Exercise requirements: Going through the material below, please gather all lines with the word "JSON" in them.

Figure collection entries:

^^^^^^^^

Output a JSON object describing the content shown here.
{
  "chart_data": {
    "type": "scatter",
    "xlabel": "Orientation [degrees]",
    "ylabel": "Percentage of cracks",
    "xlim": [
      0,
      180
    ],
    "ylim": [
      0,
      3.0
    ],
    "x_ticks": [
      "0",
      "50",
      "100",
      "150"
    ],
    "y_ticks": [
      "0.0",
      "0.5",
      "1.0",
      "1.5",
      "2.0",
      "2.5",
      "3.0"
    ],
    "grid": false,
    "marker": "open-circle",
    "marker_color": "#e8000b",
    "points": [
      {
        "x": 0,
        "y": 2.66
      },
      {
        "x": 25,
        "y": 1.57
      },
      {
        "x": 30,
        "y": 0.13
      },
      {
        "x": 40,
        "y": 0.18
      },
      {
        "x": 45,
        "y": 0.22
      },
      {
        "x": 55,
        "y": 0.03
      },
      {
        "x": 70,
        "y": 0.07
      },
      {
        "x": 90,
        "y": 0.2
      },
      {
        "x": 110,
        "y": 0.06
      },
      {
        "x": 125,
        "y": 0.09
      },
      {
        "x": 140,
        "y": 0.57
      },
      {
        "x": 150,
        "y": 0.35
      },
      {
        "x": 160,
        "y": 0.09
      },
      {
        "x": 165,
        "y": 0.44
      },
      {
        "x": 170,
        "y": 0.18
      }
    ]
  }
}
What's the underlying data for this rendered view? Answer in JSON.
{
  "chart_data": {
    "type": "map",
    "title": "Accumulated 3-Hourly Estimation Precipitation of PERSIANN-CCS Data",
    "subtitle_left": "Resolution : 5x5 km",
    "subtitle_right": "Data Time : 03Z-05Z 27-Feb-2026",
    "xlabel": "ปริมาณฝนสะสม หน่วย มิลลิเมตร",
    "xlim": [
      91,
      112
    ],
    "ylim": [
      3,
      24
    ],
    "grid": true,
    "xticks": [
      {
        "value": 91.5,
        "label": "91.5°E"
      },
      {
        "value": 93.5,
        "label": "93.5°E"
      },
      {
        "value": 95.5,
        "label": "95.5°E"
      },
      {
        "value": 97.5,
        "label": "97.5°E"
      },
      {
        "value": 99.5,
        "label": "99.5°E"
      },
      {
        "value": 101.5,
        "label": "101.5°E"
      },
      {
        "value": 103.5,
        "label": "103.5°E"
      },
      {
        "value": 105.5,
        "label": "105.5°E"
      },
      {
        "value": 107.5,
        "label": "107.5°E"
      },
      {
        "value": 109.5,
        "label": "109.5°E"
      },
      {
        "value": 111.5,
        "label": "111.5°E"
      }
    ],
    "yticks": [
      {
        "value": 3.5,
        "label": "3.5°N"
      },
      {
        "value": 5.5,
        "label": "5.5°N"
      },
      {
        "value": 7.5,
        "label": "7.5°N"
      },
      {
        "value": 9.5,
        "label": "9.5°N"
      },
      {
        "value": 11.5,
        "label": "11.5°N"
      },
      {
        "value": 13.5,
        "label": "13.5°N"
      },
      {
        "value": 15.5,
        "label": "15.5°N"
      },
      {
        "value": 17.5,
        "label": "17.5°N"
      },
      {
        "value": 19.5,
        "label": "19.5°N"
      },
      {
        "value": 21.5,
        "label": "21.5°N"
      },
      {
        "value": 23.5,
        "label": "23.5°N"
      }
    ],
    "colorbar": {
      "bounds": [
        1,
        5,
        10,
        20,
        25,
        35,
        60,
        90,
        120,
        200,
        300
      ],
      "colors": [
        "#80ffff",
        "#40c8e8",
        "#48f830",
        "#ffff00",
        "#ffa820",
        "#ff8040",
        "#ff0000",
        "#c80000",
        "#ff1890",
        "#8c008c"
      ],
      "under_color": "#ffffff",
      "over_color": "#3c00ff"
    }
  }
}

^^^^^^^^

Answer:
Output a JSON object describing the content shown here.
What's the underlying data for this rendered view? Answer in JSON.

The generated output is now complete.